# [Exercise objective]
Set the listing down again exactly, please, apart from its pictures.

# [Recorded information]
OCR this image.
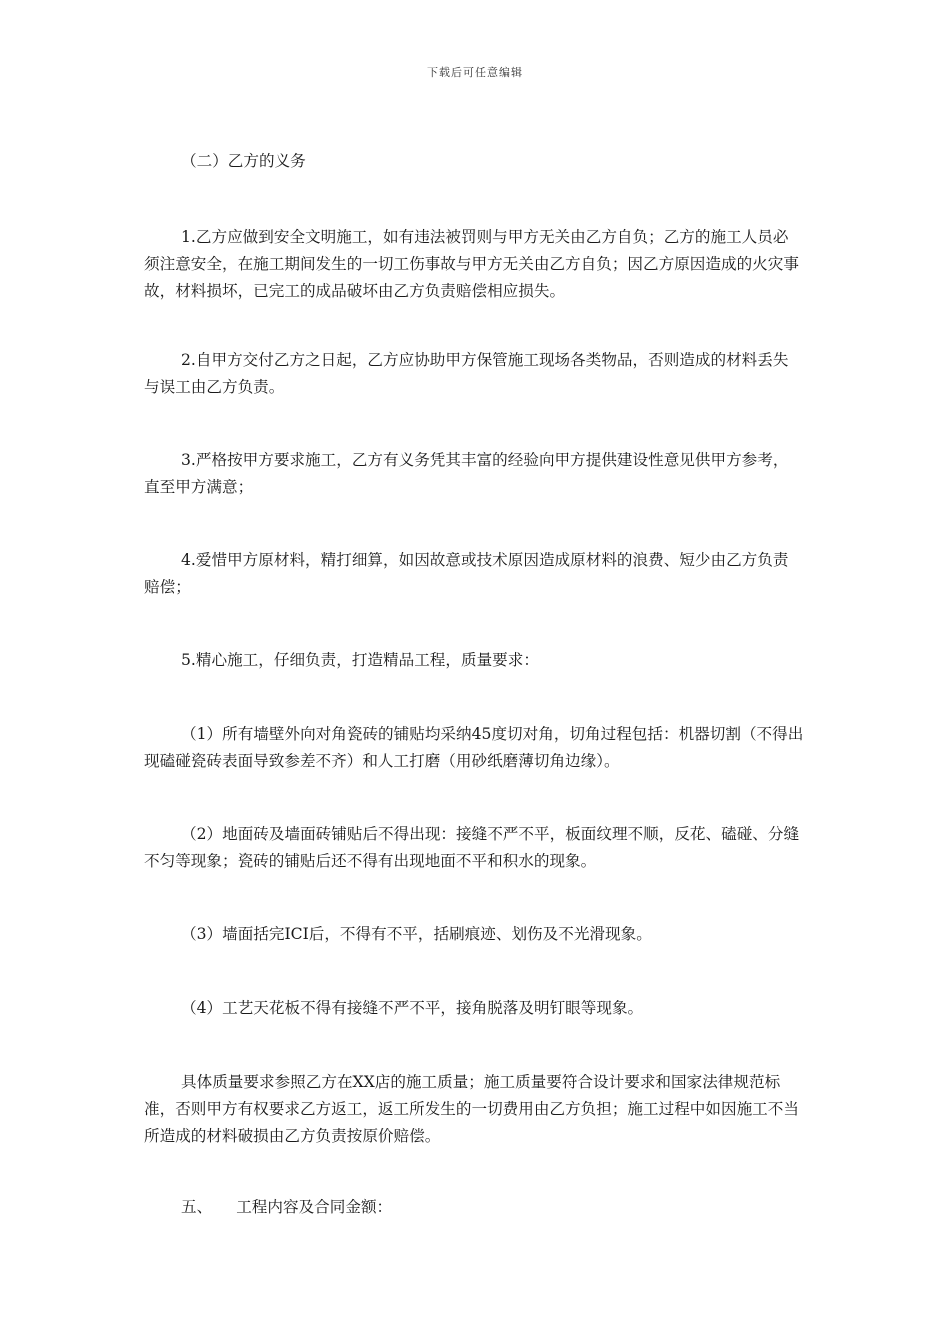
下载后可任意编辑

（二）乙方的义务

1.乙方应做到安全文明施工，如有违法被罚则与甲方无关由乙方自负；乙方的施工人员必须注意安全，在施工期间发生的一切工伤事故与甲方无关由乙方自负；因乙方原因造成的火灾事故，材料损坏，已完工的成品破坏由乙方负责赔偿相应损失。

2.自甲方交付乙方之日起，乙方应协助甲方保管施工现场各类物品，否则造成的材料丢失与误工由乙方负责。

3.严格按甲方要求施工，乙方有义务凭其丰富的经验向甲方提供建设性意见供甲方参考，直至甲方满意；

4.爱惜甲方原材料，精打细算，如因故意或技术原因造成原材料的浪费、短少由乙方负责赔偿；

5.精心施工，仔细负责，打造精品工程，质量要求：

（1）所有墙壁外向对角瓷砖的铺贴均采纳45度切对角，切角过程包括：机器切割（不得出现磕碰瓷砖表面导致参差不齐）和人工打磨（用砂纸磨薄切角边缘）。

（2）地面砖及墙面砖铺贴后不得出现：接缝不严不平，板面纹理不顺，反花、磕碰、分缝不匀等现象；瓷砖的铺贴后还不得有出现地面不平和积水的现象。

（3）墙面括完ICI后，不得有不平，括刷痕迹、划伤及不光滑现象。

（4）工艺天花板不得有接缝不严不平，接角脱落及明钉眼等现象。

具体质量要求参照乙方在XX店的施工质量；施工质量要符合设计要求和国家法律规范标准，否则甲方有权要求乙方返工，返工所发生的一切费用由乙方负担；施工过程中如因施工不当所造成的材料破损由乙方负责按原价赔偿。

五、 工程内容及合同金额：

# [Final result]
OCR this image.
下载后可任意编辑

（二）乙方的义务

1.乙方应做到安全文明施工，如有违法被罚则与甲方无关由乙方自负；乙方的施工人员必须注意安全，在施工期间发生的一切工伤事故与甲方无关由乙方自负；因乙方原因造成的火灾事故，材料损坏，已完工的成品破坏由乙方负责赔偿相应损失。

2.自甲方交付乙方之日起，乙方应协助甲方保管施工现场各类物品，否则造成的材料丢失与误工由乙方负责。

3.严格按甲方要求施工，乙方有义务凭其丰富的经验向甲方提供建设性意见供甲方参考，直至甲方满意；

4.爱惜甲方原材料，精打细算，如因故意或技术原因造成原材料的浪费、短少由乙方负责赔偿；

5.精心施工，仔细负责，打造精品工程，质量要求：

（1）所有墙壁外向对角瓷砖的铺贴均采纳45度切对角，切角过程包括：机器切割（不得出现磕碰瓷砖表面导致参差不齐）和人工打磨（用砂纸磨薄切角边缘）。

（2）地面砖及墙面砖铺贴后不得出现：接缝不严不平，板面纹理不顺，反花、磕碰、分缝不匀等现象；瓷砖的铺贴后还不得有出现地面不平和积水的现象。

（3）墙面括完ICI后，不得有不平，括刷痕迹、划伤及不光滑现象。

（4）工艺天花板不得有接缝不严不平，接角脱落及明钉眼等现象。

具体质量要求参照乙方在XX店的施工质量；施工质量要符合设计要求和国家法律规范标准，否则甲方有权要求乙方返工，返工所发生的一切费用由乙方负担；施工过程中如因施工不当所造成的材料破损由乙方负责按原价赔偿。

五、 工程内容及合同金额：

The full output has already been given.